Your answer is a single number: the count of lines that contain the string "การปร".

- _RECORD EXTRACTS_:
━━━

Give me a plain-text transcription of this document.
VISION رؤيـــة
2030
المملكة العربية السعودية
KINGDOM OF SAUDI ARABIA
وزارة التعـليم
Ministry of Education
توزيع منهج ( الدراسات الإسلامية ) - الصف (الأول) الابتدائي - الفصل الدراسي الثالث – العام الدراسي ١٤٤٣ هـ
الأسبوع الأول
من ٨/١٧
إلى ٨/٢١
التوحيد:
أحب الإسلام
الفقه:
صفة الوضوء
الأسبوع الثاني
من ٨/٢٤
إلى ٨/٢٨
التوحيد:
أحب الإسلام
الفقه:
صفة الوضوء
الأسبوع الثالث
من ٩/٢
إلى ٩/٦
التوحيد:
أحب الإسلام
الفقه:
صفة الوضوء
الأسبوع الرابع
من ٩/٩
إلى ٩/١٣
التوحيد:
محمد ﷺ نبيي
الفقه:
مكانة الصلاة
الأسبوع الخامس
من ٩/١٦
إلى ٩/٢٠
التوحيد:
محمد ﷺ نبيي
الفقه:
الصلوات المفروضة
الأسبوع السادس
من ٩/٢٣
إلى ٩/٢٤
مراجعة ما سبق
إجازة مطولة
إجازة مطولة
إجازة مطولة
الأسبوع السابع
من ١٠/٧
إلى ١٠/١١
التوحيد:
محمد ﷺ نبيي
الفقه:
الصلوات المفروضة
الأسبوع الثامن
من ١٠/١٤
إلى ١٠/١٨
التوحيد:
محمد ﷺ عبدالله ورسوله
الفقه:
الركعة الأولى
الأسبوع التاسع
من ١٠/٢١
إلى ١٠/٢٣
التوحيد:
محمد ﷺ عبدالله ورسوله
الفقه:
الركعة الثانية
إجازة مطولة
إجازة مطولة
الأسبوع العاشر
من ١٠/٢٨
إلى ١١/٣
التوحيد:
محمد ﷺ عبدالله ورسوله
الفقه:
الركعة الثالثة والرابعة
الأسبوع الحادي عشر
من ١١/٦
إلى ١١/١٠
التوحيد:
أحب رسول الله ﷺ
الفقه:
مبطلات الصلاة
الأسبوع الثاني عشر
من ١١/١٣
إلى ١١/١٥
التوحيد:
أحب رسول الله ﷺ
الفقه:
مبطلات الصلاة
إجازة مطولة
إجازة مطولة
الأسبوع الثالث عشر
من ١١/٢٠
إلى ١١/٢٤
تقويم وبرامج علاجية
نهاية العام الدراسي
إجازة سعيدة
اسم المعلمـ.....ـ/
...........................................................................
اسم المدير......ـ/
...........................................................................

━━━

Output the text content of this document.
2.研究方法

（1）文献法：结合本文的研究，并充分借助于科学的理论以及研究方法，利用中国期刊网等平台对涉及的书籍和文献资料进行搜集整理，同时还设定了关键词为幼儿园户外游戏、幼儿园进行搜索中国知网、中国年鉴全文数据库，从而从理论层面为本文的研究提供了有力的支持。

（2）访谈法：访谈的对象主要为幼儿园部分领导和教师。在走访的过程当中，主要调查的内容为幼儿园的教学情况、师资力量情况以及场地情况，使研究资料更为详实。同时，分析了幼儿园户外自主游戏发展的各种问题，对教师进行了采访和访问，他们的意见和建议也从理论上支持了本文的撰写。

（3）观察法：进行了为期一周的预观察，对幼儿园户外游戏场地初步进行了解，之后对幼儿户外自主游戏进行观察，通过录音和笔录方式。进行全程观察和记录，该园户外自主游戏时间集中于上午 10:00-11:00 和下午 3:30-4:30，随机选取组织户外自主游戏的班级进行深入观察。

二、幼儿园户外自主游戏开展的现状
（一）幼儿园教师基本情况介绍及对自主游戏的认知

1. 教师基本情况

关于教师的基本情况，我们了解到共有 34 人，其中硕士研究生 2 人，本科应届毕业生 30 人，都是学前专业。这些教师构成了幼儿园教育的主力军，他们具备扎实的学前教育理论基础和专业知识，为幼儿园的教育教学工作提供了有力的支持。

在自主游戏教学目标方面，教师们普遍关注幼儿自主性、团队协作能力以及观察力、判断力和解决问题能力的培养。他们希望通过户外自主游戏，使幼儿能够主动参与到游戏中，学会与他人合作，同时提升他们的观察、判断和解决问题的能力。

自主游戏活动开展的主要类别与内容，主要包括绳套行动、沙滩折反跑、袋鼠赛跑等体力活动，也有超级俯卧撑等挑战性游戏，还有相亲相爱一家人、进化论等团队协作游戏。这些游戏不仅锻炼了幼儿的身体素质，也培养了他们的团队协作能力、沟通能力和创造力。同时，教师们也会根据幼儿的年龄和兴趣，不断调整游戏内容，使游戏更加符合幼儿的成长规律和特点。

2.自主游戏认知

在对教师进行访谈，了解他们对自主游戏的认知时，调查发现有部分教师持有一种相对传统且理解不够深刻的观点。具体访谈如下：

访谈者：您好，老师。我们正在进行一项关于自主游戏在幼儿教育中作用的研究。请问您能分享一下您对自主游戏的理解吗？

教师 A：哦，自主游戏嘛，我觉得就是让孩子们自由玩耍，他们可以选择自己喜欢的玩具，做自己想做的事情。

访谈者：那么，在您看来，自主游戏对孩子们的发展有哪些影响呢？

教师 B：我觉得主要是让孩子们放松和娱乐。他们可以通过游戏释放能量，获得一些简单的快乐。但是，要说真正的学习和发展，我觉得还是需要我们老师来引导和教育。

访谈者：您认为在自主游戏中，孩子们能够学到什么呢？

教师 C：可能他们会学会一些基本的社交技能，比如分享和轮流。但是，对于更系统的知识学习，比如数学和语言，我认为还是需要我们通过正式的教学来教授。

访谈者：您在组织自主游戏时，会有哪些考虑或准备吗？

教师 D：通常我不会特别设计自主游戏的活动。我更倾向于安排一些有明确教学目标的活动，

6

━━━

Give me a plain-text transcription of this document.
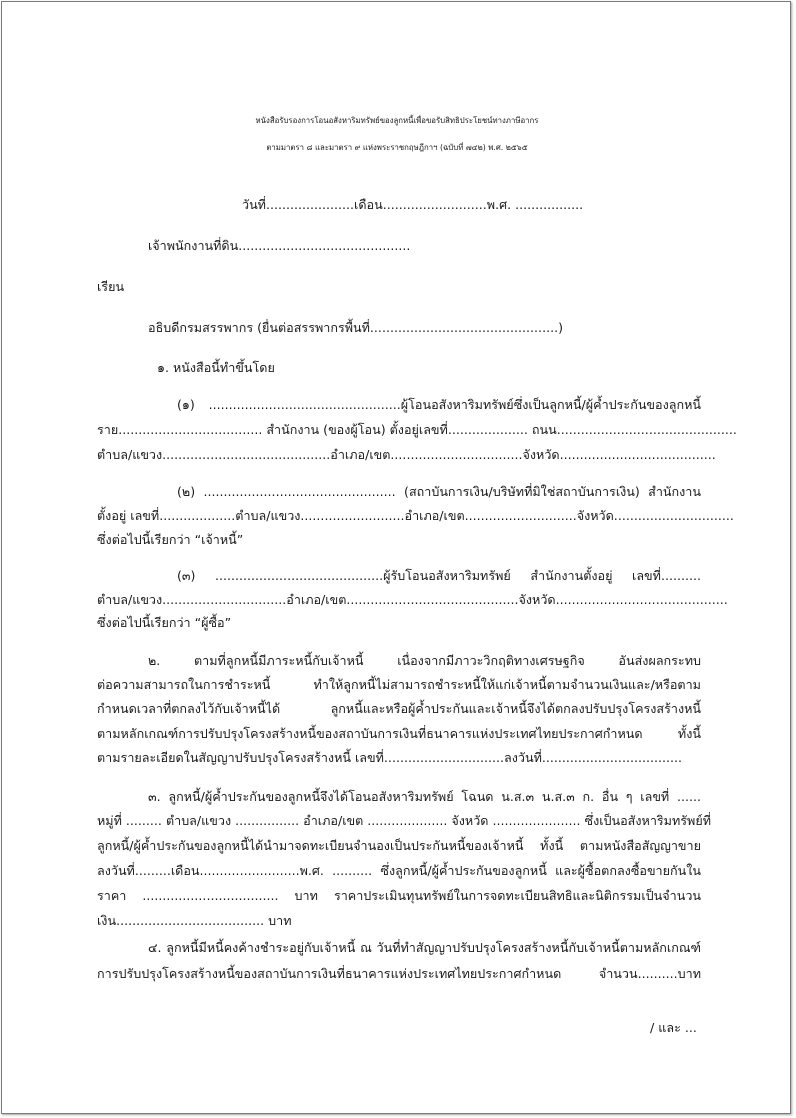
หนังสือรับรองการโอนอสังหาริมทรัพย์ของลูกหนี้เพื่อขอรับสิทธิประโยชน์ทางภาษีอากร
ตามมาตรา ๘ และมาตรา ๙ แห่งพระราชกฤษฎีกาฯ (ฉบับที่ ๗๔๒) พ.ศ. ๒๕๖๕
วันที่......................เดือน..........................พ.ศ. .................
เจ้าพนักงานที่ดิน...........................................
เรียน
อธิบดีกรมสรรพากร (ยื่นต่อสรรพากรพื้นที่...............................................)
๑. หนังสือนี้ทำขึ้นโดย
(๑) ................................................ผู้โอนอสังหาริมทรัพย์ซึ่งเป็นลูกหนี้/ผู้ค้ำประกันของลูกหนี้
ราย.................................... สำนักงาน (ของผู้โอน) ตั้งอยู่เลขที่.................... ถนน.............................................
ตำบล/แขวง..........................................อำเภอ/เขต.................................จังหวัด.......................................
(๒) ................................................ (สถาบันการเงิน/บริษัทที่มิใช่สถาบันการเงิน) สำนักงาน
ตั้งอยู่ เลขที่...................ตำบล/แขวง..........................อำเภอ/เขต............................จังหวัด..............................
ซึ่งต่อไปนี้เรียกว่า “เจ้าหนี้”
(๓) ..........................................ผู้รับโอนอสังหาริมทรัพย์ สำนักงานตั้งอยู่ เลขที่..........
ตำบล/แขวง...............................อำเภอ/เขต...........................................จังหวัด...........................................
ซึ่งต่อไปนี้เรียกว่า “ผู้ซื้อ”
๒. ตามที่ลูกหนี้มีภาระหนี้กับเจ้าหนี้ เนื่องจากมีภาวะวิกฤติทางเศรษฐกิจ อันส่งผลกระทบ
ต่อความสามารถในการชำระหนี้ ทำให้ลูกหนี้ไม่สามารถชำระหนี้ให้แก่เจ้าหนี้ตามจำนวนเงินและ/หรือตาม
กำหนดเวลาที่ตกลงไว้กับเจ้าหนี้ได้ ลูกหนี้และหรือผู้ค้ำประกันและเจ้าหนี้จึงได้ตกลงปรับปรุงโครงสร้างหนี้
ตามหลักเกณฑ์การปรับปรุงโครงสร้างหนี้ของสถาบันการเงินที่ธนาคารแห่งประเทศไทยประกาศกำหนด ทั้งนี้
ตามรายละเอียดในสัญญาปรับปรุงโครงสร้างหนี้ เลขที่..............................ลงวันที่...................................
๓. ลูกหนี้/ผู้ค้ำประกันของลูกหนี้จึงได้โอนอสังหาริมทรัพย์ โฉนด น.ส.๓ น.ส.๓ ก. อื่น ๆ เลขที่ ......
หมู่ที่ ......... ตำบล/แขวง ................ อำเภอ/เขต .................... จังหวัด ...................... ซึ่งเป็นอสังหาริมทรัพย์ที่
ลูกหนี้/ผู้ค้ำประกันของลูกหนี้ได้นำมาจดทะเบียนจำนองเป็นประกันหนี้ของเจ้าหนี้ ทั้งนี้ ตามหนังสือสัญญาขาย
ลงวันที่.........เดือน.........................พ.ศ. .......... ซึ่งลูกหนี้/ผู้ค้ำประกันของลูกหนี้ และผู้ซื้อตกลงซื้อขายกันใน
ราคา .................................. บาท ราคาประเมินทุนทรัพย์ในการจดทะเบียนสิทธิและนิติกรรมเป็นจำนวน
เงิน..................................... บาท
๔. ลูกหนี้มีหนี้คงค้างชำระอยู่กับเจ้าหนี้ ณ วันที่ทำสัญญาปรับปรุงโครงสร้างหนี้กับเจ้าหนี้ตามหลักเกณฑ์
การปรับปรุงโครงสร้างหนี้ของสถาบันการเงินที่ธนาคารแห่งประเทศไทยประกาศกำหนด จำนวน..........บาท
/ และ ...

━━━

- _SOLUTION_: 2